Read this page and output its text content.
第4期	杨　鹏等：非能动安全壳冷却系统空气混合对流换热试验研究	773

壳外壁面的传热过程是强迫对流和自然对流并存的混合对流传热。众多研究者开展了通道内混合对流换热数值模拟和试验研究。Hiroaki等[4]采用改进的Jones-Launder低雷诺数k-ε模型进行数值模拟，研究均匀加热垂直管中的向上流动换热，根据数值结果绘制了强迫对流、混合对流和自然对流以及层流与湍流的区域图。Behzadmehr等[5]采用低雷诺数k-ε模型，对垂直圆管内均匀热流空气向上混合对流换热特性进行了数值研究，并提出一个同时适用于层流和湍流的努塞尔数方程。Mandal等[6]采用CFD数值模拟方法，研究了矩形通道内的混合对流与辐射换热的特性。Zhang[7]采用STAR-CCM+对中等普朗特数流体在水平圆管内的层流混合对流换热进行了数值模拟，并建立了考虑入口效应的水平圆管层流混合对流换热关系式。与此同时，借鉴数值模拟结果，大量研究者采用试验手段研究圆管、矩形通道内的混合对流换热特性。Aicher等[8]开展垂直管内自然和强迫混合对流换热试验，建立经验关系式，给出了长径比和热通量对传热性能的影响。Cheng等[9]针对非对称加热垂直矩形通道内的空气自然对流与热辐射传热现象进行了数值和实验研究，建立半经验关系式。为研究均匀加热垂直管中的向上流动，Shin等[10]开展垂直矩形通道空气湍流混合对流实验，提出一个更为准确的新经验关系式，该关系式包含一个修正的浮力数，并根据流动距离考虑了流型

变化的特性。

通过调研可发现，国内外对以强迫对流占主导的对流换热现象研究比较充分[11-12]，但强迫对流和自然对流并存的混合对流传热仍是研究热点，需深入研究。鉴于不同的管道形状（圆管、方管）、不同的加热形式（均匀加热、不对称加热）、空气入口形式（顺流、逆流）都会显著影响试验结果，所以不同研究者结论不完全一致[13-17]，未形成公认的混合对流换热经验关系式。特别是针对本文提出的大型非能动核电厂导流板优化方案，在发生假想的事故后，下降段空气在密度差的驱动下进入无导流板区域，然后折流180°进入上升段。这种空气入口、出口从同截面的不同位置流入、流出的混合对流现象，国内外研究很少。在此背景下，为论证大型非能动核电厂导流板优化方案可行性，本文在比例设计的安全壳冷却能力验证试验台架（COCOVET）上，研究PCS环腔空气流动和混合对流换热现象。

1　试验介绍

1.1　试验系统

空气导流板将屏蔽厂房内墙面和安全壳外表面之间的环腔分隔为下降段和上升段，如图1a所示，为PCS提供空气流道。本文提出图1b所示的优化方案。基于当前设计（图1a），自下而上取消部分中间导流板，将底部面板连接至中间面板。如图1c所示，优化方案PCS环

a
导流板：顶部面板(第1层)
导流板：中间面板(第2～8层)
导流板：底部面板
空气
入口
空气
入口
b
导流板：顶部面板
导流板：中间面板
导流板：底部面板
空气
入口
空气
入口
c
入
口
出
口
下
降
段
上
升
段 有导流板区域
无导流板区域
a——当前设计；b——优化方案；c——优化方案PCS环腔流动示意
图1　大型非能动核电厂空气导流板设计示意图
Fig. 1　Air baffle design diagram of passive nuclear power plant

* * *

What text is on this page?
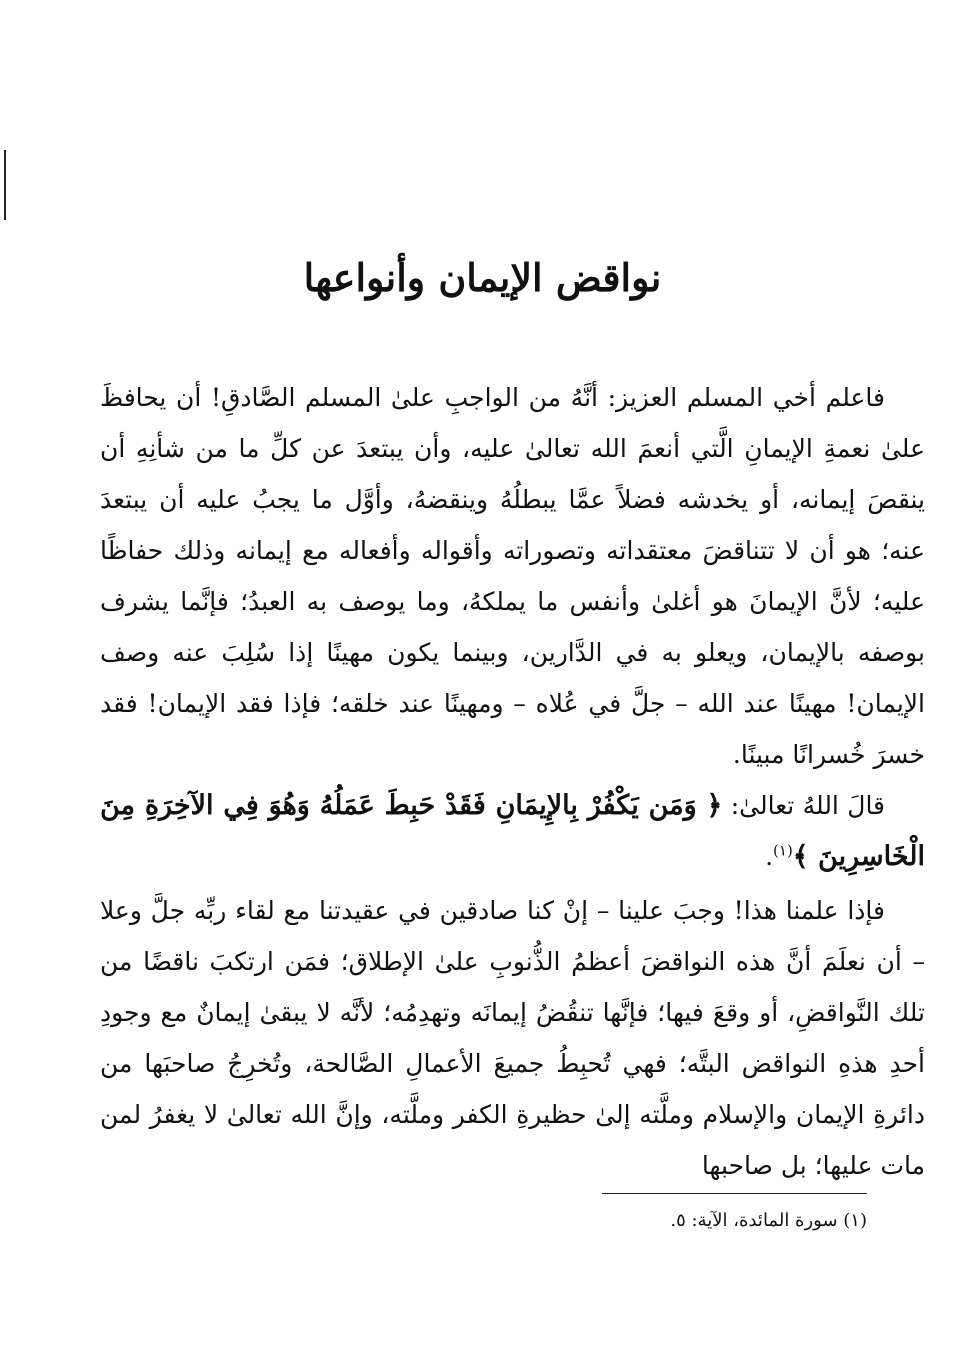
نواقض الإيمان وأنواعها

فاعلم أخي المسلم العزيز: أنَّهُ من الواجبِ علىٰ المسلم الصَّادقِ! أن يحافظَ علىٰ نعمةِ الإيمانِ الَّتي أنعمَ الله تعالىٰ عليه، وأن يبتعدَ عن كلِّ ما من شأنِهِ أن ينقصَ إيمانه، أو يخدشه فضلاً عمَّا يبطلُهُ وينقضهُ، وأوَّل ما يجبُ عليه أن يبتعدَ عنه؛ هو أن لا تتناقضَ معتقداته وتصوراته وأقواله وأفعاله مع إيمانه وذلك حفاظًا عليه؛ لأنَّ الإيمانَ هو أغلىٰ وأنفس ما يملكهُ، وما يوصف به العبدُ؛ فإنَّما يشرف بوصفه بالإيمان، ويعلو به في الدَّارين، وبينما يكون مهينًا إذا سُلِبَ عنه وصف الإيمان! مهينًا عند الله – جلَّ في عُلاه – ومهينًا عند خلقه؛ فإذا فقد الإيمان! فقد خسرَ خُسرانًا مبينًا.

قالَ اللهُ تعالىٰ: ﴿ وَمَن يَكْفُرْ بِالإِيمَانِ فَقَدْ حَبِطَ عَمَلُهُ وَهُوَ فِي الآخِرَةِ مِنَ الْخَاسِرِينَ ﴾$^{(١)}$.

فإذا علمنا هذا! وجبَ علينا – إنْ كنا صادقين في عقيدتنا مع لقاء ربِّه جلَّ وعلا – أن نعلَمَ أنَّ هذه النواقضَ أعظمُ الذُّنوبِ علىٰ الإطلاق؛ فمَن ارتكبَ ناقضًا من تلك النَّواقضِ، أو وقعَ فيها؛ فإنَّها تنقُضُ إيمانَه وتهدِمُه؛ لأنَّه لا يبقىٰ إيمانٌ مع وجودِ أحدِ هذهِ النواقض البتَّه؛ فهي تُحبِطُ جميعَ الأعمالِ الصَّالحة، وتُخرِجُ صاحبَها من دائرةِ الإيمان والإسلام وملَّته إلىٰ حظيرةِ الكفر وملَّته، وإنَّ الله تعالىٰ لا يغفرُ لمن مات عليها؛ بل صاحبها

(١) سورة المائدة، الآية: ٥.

==

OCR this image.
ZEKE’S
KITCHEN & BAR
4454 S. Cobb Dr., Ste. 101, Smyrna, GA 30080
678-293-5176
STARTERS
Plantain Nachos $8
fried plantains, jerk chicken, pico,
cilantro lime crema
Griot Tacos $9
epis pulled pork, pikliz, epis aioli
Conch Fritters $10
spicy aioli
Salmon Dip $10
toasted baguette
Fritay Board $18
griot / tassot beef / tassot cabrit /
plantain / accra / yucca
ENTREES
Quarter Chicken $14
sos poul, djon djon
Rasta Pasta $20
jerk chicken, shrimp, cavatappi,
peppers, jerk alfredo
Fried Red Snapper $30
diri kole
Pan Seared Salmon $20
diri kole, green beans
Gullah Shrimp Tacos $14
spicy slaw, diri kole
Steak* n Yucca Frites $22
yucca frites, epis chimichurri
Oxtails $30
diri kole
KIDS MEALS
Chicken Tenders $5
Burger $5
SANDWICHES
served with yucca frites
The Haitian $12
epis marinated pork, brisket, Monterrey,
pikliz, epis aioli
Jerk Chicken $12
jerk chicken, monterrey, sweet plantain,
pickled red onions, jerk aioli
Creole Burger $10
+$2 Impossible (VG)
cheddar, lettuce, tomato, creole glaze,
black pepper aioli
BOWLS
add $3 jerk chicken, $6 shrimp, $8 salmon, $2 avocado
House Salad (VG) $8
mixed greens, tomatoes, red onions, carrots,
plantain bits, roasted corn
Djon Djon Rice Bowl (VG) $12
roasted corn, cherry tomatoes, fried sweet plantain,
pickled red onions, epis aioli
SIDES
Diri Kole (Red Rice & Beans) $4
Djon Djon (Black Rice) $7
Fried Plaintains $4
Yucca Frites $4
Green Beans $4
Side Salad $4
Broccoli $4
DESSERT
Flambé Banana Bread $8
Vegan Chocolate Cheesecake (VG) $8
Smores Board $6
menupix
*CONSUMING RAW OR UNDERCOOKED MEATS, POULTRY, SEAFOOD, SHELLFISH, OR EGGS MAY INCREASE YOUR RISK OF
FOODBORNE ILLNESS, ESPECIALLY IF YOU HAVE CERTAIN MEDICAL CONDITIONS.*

STATED TASK — Give solely the number of lines in the data that contain the string "Rice".

RESPONSE — 3